## Problem to solve
Below are some records; retype all of them exactly.

## Given records
^^^^
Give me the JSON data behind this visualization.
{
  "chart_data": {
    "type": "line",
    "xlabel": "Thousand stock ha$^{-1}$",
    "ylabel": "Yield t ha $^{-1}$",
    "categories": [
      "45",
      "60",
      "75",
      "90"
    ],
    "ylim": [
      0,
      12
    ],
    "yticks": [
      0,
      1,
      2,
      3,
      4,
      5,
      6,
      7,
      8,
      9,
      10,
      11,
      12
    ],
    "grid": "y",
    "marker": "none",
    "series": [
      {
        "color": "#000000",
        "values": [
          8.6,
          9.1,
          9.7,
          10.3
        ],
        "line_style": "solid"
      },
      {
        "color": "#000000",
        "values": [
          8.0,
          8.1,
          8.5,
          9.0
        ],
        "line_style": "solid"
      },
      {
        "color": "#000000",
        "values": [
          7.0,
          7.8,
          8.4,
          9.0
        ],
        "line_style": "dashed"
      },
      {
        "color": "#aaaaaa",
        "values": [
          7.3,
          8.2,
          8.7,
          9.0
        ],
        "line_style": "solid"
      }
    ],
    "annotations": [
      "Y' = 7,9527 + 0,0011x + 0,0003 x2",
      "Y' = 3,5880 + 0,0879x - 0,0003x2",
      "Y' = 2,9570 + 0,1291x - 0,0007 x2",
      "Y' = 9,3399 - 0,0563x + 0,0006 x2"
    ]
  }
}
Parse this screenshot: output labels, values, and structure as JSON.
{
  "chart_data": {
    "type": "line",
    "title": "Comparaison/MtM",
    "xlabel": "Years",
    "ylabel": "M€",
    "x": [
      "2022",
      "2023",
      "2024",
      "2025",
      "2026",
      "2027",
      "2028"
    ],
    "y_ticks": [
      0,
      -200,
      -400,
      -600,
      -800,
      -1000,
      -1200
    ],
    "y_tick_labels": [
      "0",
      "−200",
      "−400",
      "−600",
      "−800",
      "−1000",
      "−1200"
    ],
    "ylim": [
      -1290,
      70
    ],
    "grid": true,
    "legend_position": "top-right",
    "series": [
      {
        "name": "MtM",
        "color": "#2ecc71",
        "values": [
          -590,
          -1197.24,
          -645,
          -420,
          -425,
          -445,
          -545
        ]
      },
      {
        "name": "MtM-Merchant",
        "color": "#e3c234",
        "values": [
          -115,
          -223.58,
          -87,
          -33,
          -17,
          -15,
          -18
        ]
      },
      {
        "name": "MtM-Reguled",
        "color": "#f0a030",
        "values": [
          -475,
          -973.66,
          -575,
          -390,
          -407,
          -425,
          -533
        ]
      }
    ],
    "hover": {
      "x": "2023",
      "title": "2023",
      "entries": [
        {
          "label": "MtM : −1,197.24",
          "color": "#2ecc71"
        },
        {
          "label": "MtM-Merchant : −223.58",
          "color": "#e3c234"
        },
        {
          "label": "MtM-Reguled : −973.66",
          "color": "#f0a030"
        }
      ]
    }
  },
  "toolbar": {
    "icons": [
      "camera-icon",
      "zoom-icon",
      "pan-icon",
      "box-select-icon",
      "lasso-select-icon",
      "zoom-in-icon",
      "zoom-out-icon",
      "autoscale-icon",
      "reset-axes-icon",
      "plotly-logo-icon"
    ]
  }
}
^^^^
## Task result
Give me the JSON data behind this visualization.
{
  "chart_data": {
    "type": "line",
    "xlabel": "Thousand stock ha$^{-1}$",
    "ylabel": "Yield t ha $^{-1}$",
    "categories": [
      "45",
      "60",
      "75",
      "90"
    ],
    "ylim": [
      0,
      12
    ],
    "yticks": [
      0,
      1,
      2,
      3,
      4,
      5,
      6,
      7,
      8,
      9,
      10,
      11,
      12
    ],
    "grid": "y",
    "marker": "none",
    "series": [
      {
        "color": "#000000",
        "values": [
          8.6,
          9.1,
          9.7,
          10.3
        ],
        "line_style": "solid"
      },
      {
        "color": "#000000",
        "values": [
          8.0,
          8.1,
          8.5,
          9.0
        ],
        "line_style": "solid"
      },
      {
        "color": "#000000",
        "values": [
          7.0,
          7.8,
          8.4,
          9.0
        ],
        "line_style": "dashed"
      },
      {
        "color": "#aaaaaa",
        "values": [
          7.3,
          8.2,
          8.7,
          9.0
        ],
        "line_style": "solid"
      }
    ],
    "annotations": [
      "Y' = 7,9527 + 0,0011x + 0,0003 x2",
      "Y' = 3,5880 + 0,0879x - 0,0003x2",
      "Y' = 2,9570 + 0,1291x - 0,0007 x2",
      "Y' = 9,3399 - 0,0563x + 0,0006 x2"
    ]
  }
}
Parse this screenshot: output labels, values, and structure as JSON.
{
  "chart_data": {
    "type": "line",
    "title": "Comparaison/MtM",
    "xlabel": "Years",
    "ylabel": "M€",
    "x": [
      "2022",
      "2023",
      "2024",
      "2025",
      "2026",
      "2027",
      "2028"
    ],
    "y_ticks": [
      0,
      -200,
      -400,
      -600,
      -800,
      -1000,
      -1200
    ],
    "y_tick_labels": [
      "0",
      "−200",
      "−400",
      "−600",
      "−800",
      "−1000",
      "−1200"
    ],
    "ylim": [
      -1290,
      70
    ],
    "grid": true,
    "legend_position": "top-right",
    "series": [
      {
        "name": "MtM",
        "color": "#2ecc71",
        "values": [
          -590,
          -1197.24,
          -645,
          -420,
          -425,
          -445,
          -545
        ]
      },
      {
        "name": "MtM-Merchant",
        "color": "#e3c234",
        "values": [
          -115,
          -223.58,
          -87,
          -33,
          -17,
          -15,
          -18
        ]
      },
      {
        "name": "MtM-Reguled",
        "color": "#f0a030",
        "values": [
          -475,
          -973.66,
          -575,
          -390,
          -407,
          -425,
          -533
        ]
      }
    ],
    "hover": {
      "x": "2023",
      "title": "2023",
      "entries": [
        {
          "label": "MtM : −1,197.24",
          "color": "#2ecc71"
        },
        {
          "label": "MtM-Merchant : −223.58",
          "color": "#e3c234"
        },
        {
          "label": "MtM-Reguled : −973.66",
          "color": "#f0a030"
        }
      ]
    }
  },
  "toolbar": {
    "icons": [
      "camera-icon",
      "zoom-icon",
      "pan-icon",
      "box-select-icon",
      "lasso-select-icon",
      "zoom-in-icon",
      "zoom-out-icon",
      "autoscale-icon",
      "reset-axes-icon",
      "plotly-logo-icon"
    ]
  }
}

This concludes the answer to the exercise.